### REQUEST
Restate the records in their entirety, word for word.

### INPUT FOR THIS TASK
=-=-=

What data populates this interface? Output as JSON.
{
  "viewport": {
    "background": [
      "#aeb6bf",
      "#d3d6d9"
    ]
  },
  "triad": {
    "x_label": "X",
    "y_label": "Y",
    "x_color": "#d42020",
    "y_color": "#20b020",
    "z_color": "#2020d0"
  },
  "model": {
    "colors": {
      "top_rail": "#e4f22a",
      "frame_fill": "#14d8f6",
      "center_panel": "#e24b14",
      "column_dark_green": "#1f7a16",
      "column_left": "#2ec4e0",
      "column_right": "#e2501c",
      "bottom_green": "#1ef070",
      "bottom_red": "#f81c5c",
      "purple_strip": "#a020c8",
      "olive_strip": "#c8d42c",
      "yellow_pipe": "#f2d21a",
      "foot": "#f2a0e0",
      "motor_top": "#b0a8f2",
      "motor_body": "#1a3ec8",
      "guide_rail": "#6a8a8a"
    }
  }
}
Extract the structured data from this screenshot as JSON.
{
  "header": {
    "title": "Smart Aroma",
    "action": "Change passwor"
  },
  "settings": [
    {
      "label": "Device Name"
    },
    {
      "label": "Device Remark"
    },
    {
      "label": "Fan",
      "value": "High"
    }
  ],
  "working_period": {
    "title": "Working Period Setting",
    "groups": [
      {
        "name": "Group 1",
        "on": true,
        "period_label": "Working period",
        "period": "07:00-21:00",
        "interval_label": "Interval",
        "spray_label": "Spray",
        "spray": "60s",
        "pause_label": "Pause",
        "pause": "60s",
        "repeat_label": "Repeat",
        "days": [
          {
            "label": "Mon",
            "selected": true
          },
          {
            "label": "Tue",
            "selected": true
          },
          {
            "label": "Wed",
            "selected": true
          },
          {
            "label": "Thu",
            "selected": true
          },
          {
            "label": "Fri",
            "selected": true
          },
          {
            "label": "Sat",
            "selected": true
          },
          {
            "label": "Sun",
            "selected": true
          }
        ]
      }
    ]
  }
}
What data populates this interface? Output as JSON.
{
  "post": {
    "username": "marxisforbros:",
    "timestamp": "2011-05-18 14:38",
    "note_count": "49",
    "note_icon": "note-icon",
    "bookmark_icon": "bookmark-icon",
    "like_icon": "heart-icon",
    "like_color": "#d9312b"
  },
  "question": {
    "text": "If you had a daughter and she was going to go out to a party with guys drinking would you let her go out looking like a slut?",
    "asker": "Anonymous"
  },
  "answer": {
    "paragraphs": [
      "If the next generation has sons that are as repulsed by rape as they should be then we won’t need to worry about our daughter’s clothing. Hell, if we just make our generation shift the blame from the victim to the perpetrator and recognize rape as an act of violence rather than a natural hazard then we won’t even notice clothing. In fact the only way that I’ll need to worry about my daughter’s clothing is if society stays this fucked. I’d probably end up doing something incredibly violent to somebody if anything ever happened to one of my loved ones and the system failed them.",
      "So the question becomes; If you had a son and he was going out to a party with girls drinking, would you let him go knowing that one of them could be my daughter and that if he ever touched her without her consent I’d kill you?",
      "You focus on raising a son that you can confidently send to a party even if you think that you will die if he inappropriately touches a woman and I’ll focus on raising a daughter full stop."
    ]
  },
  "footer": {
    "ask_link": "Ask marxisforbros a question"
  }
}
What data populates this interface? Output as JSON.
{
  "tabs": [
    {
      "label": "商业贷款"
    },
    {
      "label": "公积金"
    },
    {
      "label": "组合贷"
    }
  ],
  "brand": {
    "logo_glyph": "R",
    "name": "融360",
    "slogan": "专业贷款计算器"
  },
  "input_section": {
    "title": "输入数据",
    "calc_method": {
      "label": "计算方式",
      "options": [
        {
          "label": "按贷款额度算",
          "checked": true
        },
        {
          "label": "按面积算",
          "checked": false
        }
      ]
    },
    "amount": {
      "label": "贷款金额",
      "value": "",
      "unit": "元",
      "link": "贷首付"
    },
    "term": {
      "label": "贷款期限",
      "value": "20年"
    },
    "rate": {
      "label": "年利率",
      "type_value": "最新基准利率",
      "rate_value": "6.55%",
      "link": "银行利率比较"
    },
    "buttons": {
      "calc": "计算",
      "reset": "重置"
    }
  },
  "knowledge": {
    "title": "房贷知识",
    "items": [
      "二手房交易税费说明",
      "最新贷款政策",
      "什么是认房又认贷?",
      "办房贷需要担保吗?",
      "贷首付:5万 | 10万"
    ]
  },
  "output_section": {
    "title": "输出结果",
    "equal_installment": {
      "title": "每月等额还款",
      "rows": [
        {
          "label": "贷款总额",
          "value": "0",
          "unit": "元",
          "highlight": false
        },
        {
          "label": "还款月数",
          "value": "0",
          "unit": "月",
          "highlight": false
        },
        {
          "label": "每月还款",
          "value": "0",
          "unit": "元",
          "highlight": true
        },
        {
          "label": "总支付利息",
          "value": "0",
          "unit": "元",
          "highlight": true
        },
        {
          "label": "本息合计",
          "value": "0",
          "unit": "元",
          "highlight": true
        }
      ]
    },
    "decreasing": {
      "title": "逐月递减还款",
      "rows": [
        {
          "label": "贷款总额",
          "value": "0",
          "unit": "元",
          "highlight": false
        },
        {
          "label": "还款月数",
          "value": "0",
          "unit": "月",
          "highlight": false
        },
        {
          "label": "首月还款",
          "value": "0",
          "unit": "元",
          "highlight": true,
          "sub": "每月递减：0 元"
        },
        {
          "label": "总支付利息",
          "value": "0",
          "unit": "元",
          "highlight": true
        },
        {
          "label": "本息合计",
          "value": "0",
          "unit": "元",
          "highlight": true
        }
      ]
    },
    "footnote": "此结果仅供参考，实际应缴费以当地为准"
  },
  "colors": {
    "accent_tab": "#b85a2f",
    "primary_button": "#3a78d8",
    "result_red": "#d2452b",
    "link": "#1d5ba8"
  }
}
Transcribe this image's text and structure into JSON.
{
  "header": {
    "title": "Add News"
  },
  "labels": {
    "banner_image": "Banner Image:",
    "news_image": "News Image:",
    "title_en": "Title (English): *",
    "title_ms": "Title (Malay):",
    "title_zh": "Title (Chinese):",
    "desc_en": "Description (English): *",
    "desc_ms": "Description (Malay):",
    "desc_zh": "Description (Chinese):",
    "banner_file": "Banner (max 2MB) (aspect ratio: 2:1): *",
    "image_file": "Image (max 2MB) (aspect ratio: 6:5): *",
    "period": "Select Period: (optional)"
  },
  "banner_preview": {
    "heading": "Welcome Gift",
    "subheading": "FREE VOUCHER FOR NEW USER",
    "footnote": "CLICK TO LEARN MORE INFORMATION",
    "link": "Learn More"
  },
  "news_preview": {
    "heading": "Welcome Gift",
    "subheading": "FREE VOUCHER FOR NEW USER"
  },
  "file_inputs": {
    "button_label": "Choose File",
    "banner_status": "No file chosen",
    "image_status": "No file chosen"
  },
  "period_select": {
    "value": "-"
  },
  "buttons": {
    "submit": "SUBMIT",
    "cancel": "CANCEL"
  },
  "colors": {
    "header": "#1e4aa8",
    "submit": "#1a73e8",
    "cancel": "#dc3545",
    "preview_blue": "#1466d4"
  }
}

=-=-=

### COMPLETED EXERCISE
What data populates this interface? Output as JSON.
{
  "viewport": {
    "background": [
      "#aeb6bf",
      "#d3d6d9"
    ]
  },
  "triad": {
    "x_label": "X",
    "y_label": "Y",
    "x_color": "#d42020",
    "y_color": "#20b020",
    "z_color": "#2020d0"
  },
  "model": {
    "colors": {
      "top_rail": "#e4f22a",
      "frame_fill": "#14d8f6",
      "center_panel": "#e24b14",
      "column_dark_green": "#1f7a16",
      "column_left": "#2ec4e0",
      "column_right": "#e2501c",
      "bottom_green": "#1ef070",
      "bottom_red": "#f81c5c",
      "purple_strip": "#a020c8",
      "olive_strip": "#c8d42c",
      "yellow_pipe": "#f2d21a",
      "foot": "#f2a0e0",
      "motor_top": "#b0a8f2",
      "motor_body": "#1a3ec8",
      "guide_rail": "#6a8a8a"
    }
  }
}
Extract the structured data from this screenshot as JSON.
{
  "header": {
    "title": "Smart Aroma",
    "action": "Change passwor"
  },
  "settings": [
    {
      "label": "Device Name"
    },
    {
      "label": "Device Remark"
    },
    {
      "label": "Fan",
      "value": "High"
    }
  ],
  "working_period": {
    "title": "Working Period Setting",
    "groups": [
      {
        "name": "Group 1",
        "on": true,
        "period_label": "Working period",
        "period": "07:00-21:00",
        "interval_label": "Interval",
        "spray_label": "Spray",
        "spray": "60s",
        "pause_label": "Pause",
        "pause": "60s",
        "repeat_label": "Repeat",
        "days": [
          {
            "label": "Mon",
            "selected": true
          },
          {
            "label": "Tue",
            "selected": true
          },
          {
            "label": "Wed",
            "selected": true
          },
          {
            "label": "Thu",
            "selected": true
          },
          {
            "label": "Fri",
            "selected": true
          },
          {
            "label": "Sat",
            "selected": true
          },
          {
            "label": "Sun",
            "selected": true
          }
        ]
      }
    ]
  }
}
What data populates this interface? Output as JSON.
{
  "post": {
    "username": "marxisforbros:",
    "timestamp": "2011-05-18 14:38",
    "note_count": "49",
    "note_icon": "note-icon",
    "bookmark_icon": "bookmark-icon",
    "like_icon": "heart-icon",
    "like_color": "#d9312b"
  },
  "question": {
    "text": "If you had a daughter and she was going to go out to a party with guys drinking would you let her go out looking like a slut?",
    "asker": "Anonymous"
  },
  "answer": {
    "paragraphs": [
      "If the next generation has sons that are as repulsed by rape as they should be then we won’t need to worry about our daughter’s clothing. Hell, if we just make our generation shift the blame from the victim to the perpetrator and recognize rape as an act of violence rather than a natural hazard then we won’t even notice clothing. In fact the only way that I’ll need to worry about my daughter’s clothing is if society stays this fucked. I’d probably end up doing something incredibly violent to somebody if anything ever happened to one of my loved ones and the system failed them.",
      "So the question becomes; If you had a son and he was going out to a party with girls drinking, would you let him go knowing that one of them could be my daughter and that if he ever touched her without her consent I’d kill you?",
      "You focus on raising a son that you can confidently send to a party even if you think that you will die if he inappropriately touches a woman and I’ll focus on raising a daughter full stop."
    ]
  },
  "footer": {
    "ask_link": "Ask marxisforbros a question"
  }
}
What data populates this interface? Output as JSON.
{
  "tabs": [
    {
      "label": "商业贷款"
    },
    {
      "label": "公积金"
    },
    {
      "label": "组合贷"
    }
  ],
  "brand": {
    "logo_glyph": "R",
    "name": "融360",
    "slogan": "专业贷款计算器"
  },
  "input_section": {
    "title": "输入数据",
    "calc_method": {
      "label": "计算方式",
      "options": [
        {
          "label": "按贷款额度算",
          "checked": true
        },
        {
          "label": "按面积算",
          "checked": false
        }
      ]
    },
    "amount": {
      "label": "贷款金额",
      "value": "",
      "unit": "元",
      "link": "贷首付"
    },
    "term": {
      "label": "贷款期限",
      "value": "20年"
    },
    "rate": {
      "label": "年利率",
      "type_value": "最新基准利率",
      "rate_value": "6.55%",
      "link": "银行利率比较"
    },
    "buttons": {
      "calc": "计算",
      "reset": "重置"
    }
  },
  "knowledge": {
    "title": "房贷知识",
    "items": [
      "二手房交易税费说明",
      "最新贷款政策",
      "什么是认房又认贷?",
      "办房贷需要担保吗?",
      "贷首付:5万 | 10万"
    ]
  },
  "output_section": {
    "title": "输出结果",
    "equal_installment": {
      "title": "每月等额还款",
      "rows": [
        {
          "label": "贷款总额",
          "value": "0",
          "unit": "元",
          "highlight": false
        },
        {
          "label": "还款月数",
          "value": "0",
          "unit": "月",
          "highlight": false
        },
        {
          "label": "每月还款",
          "value": "0",
          "unit": "元",
          "highlight": true
        },
        {
          "label": "总支付利息",
          "value": "0",
          "unit": "元",
          "highlight": true
        },
        {
          "label": "本息合计",
          "value": "0",
          "unit": "元",
          "highlight": true
        }
      ]
    },
    "decreasing": {
      "title": "逐月递减还款",
      "rows": [
        {
          "label": "贷款总额",
          "value": "0",
          "unit": "元",
          "highlight": false
        },
        {
          "label": "还款月数",
          "value": "0",
          "unit": "月",
          "highlight": false
        },
        {
          "label": "首月还款",
          "value": "0",
          "unit": "元",
          "highlight": true,
          "sub": "每月递减：0 元"
        },
        {
          "label": "总支付利息",
          "value": "0",
          "unit": "元",
          "highlight": true
        },
        {
          "label": "本息合计",
          "value": "0",
          "unit": "元",
          "highlight": true
        }
      ]
    },
    "footnote": "此结果仅供参考，实际应缴费以当地为准"
  },
  "colors": {
    "accent_tab": "#b85a2f",
    "primary_button": "#3a78d8",
    "result_red": "#d2452b",
    "link": "#1d5ba8"
  }
}
Transcribe this image's text and structure into JSON.
{
  "header": {
    "title": "Add News"
  },
  "labels": {
    "banner_image": "Banner Image:",
    "news_image": "News Image:",
    "title_en": "Title (English): *",
    "title_ms": "Title (Malay):",
    "title_zh": "Title (Chinese):",
    "desc_en": "Description (English): *",
    "desc_ms": "Description (Malay):",
    "desc_zh": "Description (Chinese):",
    "banner_file": "Banner (max 2MB) (aspect ratio: 2:1): *",
    "image_file": "Image (max 2MB) (aspect ratio: 6:5): *",
    "period": "Select Period: (optional)"
  },
  "banner_preview": {
    "heading": "Welcome Gift",
    "subheading": "FREE VOUCHER FOR NEW USER",
    "footnote": "CLICK TO LEARN MORE INFORMATION",
    "link": "Learn More"
  },
  "news_preview": {
    "heading": "Welcome Gift",
    "subheading": "FREE VOUCHER FOR NEW USER"
  },
  "file_inputs": {
    "button_label": "Choose File",
    "banner_status": "No file chosen",
    "image_status": "No file chosen"
  },
  "period_select": {
    "value": "-"
  },
  "buttons": {
    "submit": "SUBMIT",
    "cancel": "CANCEL"
  },
  "colors": {
    "header": "#1e4aa8",
    "submit": "#1a73e8",
    "cancel": "#dc3545",
    "preview_blue": "#1466d4"
  }
}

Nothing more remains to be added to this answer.